Write out the data below in full, unchanged, minus the images.

(Data excerpts)
· · · · · · ·

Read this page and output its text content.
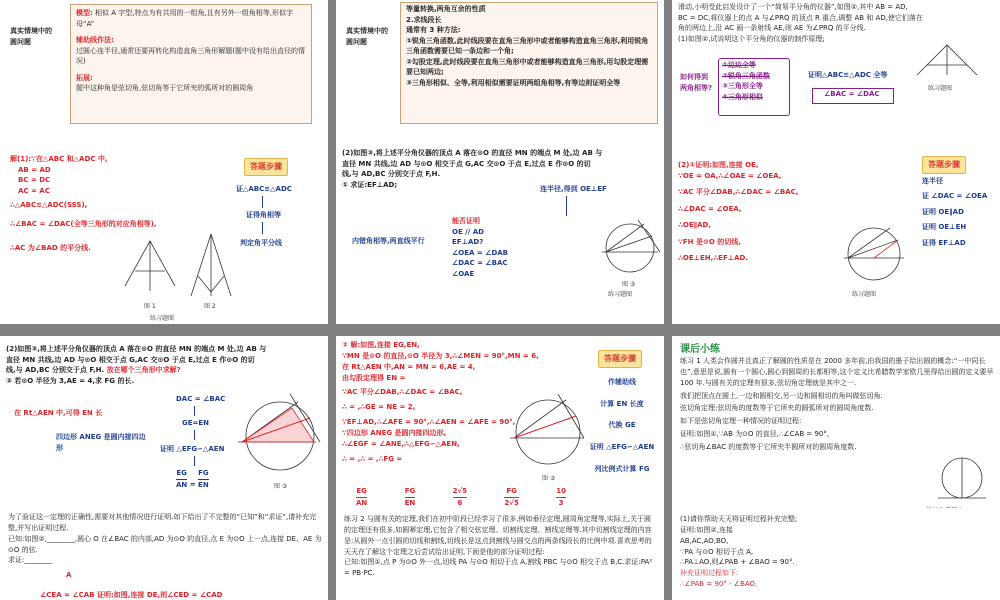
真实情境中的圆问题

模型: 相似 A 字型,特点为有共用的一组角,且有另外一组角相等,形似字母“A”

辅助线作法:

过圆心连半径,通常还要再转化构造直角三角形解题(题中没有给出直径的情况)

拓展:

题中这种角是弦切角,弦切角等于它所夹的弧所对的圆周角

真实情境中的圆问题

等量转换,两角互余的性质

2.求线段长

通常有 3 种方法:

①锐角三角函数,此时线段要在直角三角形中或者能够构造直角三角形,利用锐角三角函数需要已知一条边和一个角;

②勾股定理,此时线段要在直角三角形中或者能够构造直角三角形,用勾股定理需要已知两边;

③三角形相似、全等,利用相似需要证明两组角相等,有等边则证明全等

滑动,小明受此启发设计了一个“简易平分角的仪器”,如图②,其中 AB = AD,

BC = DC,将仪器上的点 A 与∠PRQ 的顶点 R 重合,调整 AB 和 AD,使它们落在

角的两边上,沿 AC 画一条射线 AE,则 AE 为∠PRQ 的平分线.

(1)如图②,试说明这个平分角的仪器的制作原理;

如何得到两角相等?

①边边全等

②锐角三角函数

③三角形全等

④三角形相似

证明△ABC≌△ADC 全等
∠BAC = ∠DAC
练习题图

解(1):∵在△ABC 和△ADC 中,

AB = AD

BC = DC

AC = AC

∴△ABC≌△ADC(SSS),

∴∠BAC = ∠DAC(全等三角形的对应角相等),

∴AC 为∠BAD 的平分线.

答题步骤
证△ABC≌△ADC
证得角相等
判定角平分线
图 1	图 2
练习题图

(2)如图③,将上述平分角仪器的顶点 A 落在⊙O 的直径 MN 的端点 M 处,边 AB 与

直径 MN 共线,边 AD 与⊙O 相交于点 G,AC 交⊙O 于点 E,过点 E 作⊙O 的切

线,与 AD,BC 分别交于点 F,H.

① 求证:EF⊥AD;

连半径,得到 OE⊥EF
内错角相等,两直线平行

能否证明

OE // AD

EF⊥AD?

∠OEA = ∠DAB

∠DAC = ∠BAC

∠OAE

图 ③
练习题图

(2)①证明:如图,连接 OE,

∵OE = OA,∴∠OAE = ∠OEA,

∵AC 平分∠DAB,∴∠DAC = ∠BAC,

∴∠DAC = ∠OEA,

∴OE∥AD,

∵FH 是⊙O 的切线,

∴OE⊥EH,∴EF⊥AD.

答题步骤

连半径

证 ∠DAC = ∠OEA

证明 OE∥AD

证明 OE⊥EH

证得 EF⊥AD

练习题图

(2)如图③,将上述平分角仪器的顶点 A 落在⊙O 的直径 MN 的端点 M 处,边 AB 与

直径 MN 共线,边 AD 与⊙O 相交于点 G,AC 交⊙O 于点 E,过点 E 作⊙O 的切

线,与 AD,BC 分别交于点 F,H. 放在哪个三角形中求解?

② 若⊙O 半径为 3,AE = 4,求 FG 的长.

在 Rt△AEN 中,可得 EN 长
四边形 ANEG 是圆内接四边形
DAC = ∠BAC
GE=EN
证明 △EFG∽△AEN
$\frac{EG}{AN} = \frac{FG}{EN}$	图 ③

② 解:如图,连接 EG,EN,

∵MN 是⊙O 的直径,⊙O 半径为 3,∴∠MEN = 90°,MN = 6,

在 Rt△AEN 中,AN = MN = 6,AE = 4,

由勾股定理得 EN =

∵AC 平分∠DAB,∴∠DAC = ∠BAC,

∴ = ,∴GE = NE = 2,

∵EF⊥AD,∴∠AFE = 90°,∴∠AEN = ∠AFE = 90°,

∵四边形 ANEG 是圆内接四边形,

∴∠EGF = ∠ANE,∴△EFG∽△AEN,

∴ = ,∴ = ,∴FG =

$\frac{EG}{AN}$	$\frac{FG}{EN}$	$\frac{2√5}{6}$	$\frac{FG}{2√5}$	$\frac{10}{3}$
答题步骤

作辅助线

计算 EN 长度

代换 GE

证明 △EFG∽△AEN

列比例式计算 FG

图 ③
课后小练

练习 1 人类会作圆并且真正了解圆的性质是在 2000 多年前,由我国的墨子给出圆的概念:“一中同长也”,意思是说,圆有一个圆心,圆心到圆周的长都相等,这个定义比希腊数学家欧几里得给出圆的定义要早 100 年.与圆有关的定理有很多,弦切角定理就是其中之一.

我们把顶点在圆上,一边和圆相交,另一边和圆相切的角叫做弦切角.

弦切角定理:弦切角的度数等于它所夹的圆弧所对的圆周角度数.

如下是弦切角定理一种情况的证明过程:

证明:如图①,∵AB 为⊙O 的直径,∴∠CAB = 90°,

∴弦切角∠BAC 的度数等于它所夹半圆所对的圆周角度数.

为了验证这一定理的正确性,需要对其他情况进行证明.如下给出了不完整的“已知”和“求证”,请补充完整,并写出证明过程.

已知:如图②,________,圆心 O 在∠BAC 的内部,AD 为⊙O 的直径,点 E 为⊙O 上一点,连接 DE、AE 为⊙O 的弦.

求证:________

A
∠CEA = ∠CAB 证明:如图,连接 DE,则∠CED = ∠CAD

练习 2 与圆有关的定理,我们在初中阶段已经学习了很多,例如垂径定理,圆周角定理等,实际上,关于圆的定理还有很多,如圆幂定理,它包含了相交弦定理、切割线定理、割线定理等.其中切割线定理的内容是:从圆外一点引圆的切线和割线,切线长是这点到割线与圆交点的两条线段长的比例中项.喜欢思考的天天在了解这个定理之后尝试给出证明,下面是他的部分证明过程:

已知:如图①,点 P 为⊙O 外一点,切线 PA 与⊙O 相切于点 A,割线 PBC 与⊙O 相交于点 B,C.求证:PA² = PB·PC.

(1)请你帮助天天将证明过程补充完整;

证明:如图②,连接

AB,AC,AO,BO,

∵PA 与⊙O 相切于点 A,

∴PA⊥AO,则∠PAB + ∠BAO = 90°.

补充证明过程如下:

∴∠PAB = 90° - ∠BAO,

· · · · · · ·

**RESPONSE TO THE TASK:**
Read this page and output its text content.
真实情境中的圆问题

模型: 相似 A 字型,特点为有共用的一组角,且有另外一组角相等,形似字母“A”

辅助线作法:

过圆心连半径,通常还要再转化构造直角三角形解题(题中没有给出直径的情况)

拓展:

题中这种角是弦切角,弦切角等于它所夹的弧所对的圆周角

真实情境中的圆问题

等量转换,两角互余的性质

2.求线段长

通常有 3 种方法:

①锐角三角函数,此时线段要在直角三角形中或者能够构造直角三角形,利用锐角三角函数需要已知一条边和一个角;

②勾股定理,此时线段要在直角三角形中或者能够构造直角三角形,用勾股定理需要已知两边;

③三角形相似、全等,利用相似需要证明两组角相等,有等边则证明全等

滑动,小明受此启发设计了一个“简易平分角的仪器”,如图②,其中 AB = AD,

BC = DC,将仪器上的点 A 与∠PRQ 的顶点 R 重合,调整 AB 和 AD,使它们落在

角的两边上,沿 AC 画一条射线 AE,则 AE 为∠PRQ 的平分线.

(1)如图②,试说明这个平分角的仪器的制作原理;

如何得到两角相等?

①边边全等

②锐角三角函数

③三角形全等

④三角形相似

证明△ABC≌△ADC 全等
∠BAC = ∠DAC
练习题图

解(1):∵在△ABC 和△ADC 中,

AB = AD

BC = DC

AC = AC

∴△ABC≌△ADC(SSS),

∴∠BAC = ∠DAC(全等三角形的对应角相等),

∴AC 为∠BAD 的平分线.

答题步骤
证△ABC≌△ADC
证得角相等
判定角平分线
图 1	图 2
练习题图

(2)如图③,将上述平分角仪器的顶点 A 落在⊙O 的直径 MN 的端点 M 处,边 AB 与

直径 MN 共线,边 AD 与⊙O 相交于点 G,AC 交⊙O 于点 E,过点 E 作⊙O 的切

线,与 AD,BC 分别交于点 F,H.

① 求证:EF⊥AD;

连半径,得到 OE⊥EF
内错角相等,两直线平行

能否证明

OE // AD

EF⊥AD?

∠OEA = ∠DAB

∠DAC = ∠BAC

∠OAE

图 ③
练习题图

(2)①证明:如图,连接 OE,

∵OE = OA,∴∠OAE = ∠OEA,

∵AC 平分∠DAB,∴∠DAC = ∠BAC,

∴∠DAC = ∠OEA,

∴OE∥AD,

∵FH 是⊙O 的切线,

∴OE⊥EH,∴EF⊥AD.

答题步骤

连半径

证 ∠DAC = ∠OEA

证明 OE∥AD

证明 OE⊥EH

证得 EF⊥AD

练习题图

(2)如图③,将上述平分角仪器的顶点 A 落在⊙O 的直径 MN 的端点 M 处,边 AB 与

直径 MN 共线,边 AD 与⊙O 相交于点 G,AC 交⊙O 于点 E,过点 E 作⊙O 的切

线,与 AD,BC 分别交于点 F,H. 放在哪个三角形中求解?

② 若⊙O 半径为 3,AE = 4,求 FG 的长.

在 Rt△AEN 中,可得 EN 长
四边形 ANEG 是圆内接四边形
DAC = ∠BAC
GE=EN
证明 △EFG∽△AEN
$\frac{EG}{AN} = \frac{FG}{EN}$	图 ③

② 解:如图,连接 EG,EN,

∵MN 是⊙O 的直径,⊙O 半径为 3,∴∠MEN = 90°,MN = 6,

在 Rt△AEN 中,AN = MN = 6,AE = 4,

由勾股定理得 EN =

∵AC 平分∠DAB,∴∠DAC = ∠BAC,

∴ = ,∴GE = NE = 2,

∵EF⊥AD,∴∠AFE = 90°,∴∠AEN = ∠AFE = 90°,

∵四边形 ANEG 是圆内接四边形,

∴∠EGF = ∠ANE,∴△EFG∽△AEN,

∴ = ,∴ = ,∴FG =

$\frac{EG}{AN}$	$\frac{FG}{EN}$	$\frac{2√5}{6}$	$\frac{FG}{2√5}$	$\frac{10}{3}$
答题步骤

作辅助线

计算 EN 长度

代换 GE

证明 △EFG∽△AEN

列比例式计算 FG

图 ③
课后小练

练习 1 人类会作圆并且真正了解圆的性质是在 2000 多年前,由我国的墨子给出圆的概念:“一中同长也”,意思是说,圆有一个圆心,圆心到圆周的长都相等,这个定义比希腊数学家欧几里得给出圆的定义要早 100 年.与圆有关的定理有很多,弦切角定理就是其中之一.

我们把顶点在圆上,一边和圆相交,另一边和圆相切的角叫做弦切角.

弦切角定理:弦切角的度数等于它所夹的圆弧所对的圆周角度数.

如下是弦切角定理一种情况的证明过程:

证明:如图①,∵AB 为⊙O 的直径,∴∠CAB = 90°,

∴弦切角∠BAC 的度数等于它所夹半圆所对的圆周角度数.

为了验证这一定理的正确性,需要对其他情况进行证明.如下给出了不完整的“已知”和“求证”,请补充完整,并写出证明过程.

已知:如图②,________,圆心 O 在∠BAC 的内部,AD 为⊙O 的直径,点 E 为⊙O 上一点,连接 DE、AE 为⊙O 的弦.

求证:________

A
∠CEA = ∠CAB 证明:如图,连接 DE,则∠CED = ∠CAD

练习 2 与圆有关的定理,我们在初中阶段已经学习了很多,例如垂径定理,圆周角定理等,实际上,关于圆的定理还有很多,如圆幂定理,它包含了相交弦定理、切割线定理、割线定理等.其中切割线定理的内容是:从圆外一点引圆的切线和割线,切线长是这点到割线与圆交点的两条线段长的比例中项.喜欢思考的天天在了解这个定理之后尝试给出证明,下面是他的部分证明过程:

已知:如图①,点 P 为⊙O 外一点,切线 PA 与⊙O 相切于点 A,割线 PBC 与⊙O 相交于点 B,C.求证:PA² = PB·PC.

(1)请你帮助天天将证明过程补充完整;

证明:如图②,连接

AB,AC,AO,BO,

∵PA 与⊙O 相切于点 A,

∴PA⊥AO,则∠PAB + ∠BAO = 90°.

补充证明过程如下:

∴∠PAB = 90° - ∠BAO,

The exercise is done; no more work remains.